#### [Exercise instructions]
Copy all the material that follows, keeping every character the same.

(Data entries)
## Start
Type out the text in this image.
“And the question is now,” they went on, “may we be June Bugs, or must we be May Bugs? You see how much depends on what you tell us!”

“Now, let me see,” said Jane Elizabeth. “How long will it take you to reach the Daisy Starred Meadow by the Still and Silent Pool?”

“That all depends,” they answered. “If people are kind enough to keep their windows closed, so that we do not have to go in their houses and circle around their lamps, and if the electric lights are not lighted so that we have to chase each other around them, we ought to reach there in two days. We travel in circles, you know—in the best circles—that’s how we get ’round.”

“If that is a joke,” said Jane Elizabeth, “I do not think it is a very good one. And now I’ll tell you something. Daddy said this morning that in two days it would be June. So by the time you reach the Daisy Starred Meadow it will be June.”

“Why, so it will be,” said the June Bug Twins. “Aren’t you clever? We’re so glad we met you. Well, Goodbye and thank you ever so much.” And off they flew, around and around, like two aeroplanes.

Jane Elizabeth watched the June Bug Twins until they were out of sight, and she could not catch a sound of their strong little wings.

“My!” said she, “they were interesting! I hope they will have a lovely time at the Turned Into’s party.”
## End
#### [Worked answer]
Type out the text in this image.
“And the question is now,” they went on, “may we be June Bugs, or must we be May Bugs? You see how much depends on what you tell us!”

“Now, let me see,” said Jane Elizabeth. “How long will it take you to reach the Daisy Starred Meadow by the Still and Silent Pool?”

“That all depends,” they answered. “If people are kind enough to keep their windows closed, so that we do not have to go in their houses and circle around their lamps, and if the electric lights are not lighted so that we have to chase each other around them, we ought to reach there in two days. We travel in circles, you know—in the best circles—that’s how we get ’round.”

“If that is a joke,” said Jane Elizabeth, “I do not think it is a very good one. And now I’ll tell you something. Daddy said this morning that in two days it would be June. So by the time you reach the Daisy Starred Meadow it will be June.”

“Why, so it will be,” said the June Bug Twins. “Aren’t you clever? We’re so glad we met you. Well, Goodbye and thank you ever so much.” And off they flew, around and around, like two aeroplanes.

Jane Elizabeth watched the June Bug Twins until they were out of sight, and she could not catch a sound of their strong little wings.

“My!” said she, “they were interesting! I hope they will have a lovely time at the Turned Into’s party.”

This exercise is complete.